_Given task:_ Copy out each line that mentions the word "outline".

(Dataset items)
■ ■ ■ ■ ■
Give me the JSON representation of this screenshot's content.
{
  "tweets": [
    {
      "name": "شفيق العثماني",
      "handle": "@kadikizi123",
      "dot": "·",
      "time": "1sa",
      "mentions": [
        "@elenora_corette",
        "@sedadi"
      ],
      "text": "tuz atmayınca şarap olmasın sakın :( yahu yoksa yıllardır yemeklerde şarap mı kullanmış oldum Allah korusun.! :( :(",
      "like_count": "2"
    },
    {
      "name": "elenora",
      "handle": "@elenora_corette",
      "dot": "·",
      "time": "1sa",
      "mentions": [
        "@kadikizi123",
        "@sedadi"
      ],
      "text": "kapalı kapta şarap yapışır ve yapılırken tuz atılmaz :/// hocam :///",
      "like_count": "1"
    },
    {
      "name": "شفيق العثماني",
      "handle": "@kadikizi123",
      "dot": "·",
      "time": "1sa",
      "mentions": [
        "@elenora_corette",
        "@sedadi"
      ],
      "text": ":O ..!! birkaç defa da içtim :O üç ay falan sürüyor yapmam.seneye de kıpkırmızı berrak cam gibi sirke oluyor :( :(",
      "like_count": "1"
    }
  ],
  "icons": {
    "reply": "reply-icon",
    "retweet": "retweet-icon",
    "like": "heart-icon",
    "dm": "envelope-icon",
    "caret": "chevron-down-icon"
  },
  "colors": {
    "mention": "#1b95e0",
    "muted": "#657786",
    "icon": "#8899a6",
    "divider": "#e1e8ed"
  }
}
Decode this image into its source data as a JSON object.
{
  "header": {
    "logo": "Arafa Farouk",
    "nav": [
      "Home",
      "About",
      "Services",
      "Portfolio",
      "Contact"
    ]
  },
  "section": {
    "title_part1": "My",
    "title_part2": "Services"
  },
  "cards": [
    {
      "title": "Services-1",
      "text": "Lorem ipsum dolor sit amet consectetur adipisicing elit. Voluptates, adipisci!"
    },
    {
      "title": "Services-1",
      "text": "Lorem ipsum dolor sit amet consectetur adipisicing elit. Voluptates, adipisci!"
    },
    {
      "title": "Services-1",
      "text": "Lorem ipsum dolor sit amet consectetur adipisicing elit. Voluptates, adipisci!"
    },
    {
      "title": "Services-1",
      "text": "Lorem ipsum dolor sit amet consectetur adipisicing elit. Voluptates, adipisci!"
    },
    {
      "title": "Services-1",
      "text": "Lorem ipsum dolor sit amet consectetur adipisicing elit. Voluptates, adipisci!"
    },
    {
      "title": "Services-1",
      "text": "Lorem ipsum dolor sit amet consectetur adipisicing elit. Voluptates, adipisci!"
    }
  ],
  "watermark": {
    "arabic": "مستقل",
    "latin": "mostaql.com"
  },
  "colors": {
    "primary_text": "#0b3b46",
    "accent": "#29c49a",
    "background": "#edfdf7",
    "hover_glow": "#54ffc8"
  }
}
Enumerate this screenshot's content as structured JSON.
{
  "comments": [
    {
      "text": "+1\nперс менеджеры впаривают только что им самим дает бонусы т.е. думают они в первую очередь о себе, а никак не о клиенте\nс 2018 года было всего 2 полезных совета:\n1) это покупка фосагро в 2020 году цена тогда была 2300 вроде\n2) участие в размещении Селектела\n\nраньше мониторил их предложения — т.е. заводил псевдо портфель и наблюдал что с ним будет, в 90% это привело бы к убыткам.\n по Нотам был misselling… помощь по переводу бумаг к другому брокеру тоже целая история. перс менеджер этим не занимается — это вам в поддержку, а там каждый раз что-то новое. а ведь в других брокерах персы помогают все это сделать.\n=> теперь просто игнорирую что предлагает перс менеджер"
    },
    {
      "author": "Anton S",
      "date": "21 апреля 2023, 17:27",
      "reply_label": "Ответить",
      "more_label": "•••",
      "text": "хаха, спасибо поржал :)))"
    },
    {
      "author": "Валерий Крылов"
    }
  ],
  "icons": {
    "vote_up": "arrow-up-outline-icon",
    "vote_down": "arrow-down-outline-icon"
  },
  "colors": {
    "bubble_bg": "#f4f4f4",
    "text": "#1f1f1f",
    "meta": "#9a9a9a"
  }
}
■ ■ ■ ■ ■
_Solution for this task:_
    "vote_up": "arrow-up-outline-icon",
    "vote_down": "arrow-down-outline-icon"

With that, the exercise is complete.